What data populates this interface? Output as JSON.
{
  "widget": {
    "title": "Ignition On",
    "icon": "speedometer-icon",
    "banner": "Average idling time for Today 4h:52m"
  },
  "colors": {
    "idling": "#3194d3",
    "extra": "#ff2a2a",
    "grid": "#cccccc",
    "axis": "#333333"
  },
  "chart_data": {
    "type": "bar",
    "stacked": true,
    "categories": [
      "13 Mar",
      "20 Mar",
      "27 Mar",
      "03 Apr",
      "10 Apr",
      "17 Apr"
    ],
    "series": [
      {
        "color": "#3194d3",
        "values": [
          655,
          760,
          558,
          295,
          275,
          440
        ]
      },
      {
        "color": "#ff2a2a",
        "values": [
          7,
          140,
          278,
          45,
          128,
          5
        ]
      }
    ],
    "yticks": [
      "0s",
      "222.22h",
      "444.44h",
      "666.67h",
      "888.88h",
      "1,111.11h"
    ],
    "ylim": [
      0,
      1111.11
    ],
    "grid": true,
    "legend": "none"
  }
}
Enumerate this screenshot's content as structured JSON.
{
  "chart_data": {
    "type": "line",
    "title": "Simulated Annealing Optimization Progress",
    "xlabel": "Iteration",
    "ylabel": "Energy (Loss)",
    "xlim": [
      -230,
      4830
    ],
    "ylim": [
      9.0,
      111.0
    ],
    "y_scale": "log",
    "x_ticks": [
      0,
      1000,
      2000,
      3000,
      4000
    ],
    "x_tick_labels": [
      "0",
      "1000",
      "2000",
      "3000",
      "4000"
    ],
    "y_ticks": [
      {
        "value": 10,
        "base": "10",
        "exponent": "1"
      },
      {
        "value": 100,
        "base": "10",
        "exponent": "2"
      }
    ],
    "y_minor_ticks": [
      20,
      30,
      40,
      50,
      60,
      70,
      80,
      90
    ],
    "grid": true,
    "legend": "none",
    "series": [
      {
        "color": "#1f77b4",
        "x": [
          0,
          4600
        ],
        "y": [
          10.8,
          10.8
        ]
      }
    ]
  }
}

Brief →
Nothing should be left out: return all of the records exactly.

Exercise solution →
What data populates this interface? Output as JSON.
{
  "widget": {
    "title": "Ignition On",
    "icon": "speedometer-icon",
    "banner": "Average idling time for Today 4h:52m"
  },
  "colors": {
    "idling": "#3194d3",
    "extra": "#ff2a2a",
    "grid": "#cccccc",
    "axis": "#333333"
  },
  "chart_data": {
    "type": "bar",
    "stacked": true,
    "categories": [
      "13 Mar",
      "20 Mar",
      "27 Mar",
      "03 Apr",
      "10 Apr",
      "17 Apr"
    ],
    "series": [
      {
        "color": "#3194d3",
        "values": [
          655,
          760,
          558,
          295,
          275,
          440
        ]
      },
      {
        "color": "#ff2a2a",
        "values": [
          7,
          140,
          278,
          45,
          128,
          5
        ]
      }
    ],
    "yticks": [
      "0s",
      "222.22h",
      "444.44h",
      "666.67h",
      "888.88h",
      "1,111.11h"
    ],
    "ylim": [
      0,
      1111.11
    ],
    "grid": true,
    "legend": "none"
  }
}
Enumerate this screenshot's content as structured JSON.
{
  "chart_data": {
    "type": "line",
    "title": "Simulated Annealing Optimization Progress",
    "xlabel": "Iteration",
    "ylabel": "Energy (Loss)",
    "xlim": [
      -230,
      4830
    ],
    "ylim": [
      9.0,
      111.0
    ],
    "y_scale": "log",
    "x_ticks": [
      0,
      1000,
      2000,
      3000,
      4000
    ],
    "x_tick_labels": [
      "0",
      "1000",
      "2000",
      "3000",
      "4000"
    ],
    "y_ticks": [
      {
        "value": 10,
        "base": "10",
        "exponent": "1"
      },
      {
        "value": 100,
        "base": "10",
        "exponent": "2"
      }
    ],
    "y_minor_ticks": [
      20,
      30,
      40,
      50,
      60,
      70,
      80,
      90
    ],
    "grid": true,
    "legend": "none",
    "series": [
      {
        "color": "#1f77b4",
        "x": [
          0,
          4600
        ],
        "y": [
          10.8,
          10.8
        ]
      }
    ]
  }
}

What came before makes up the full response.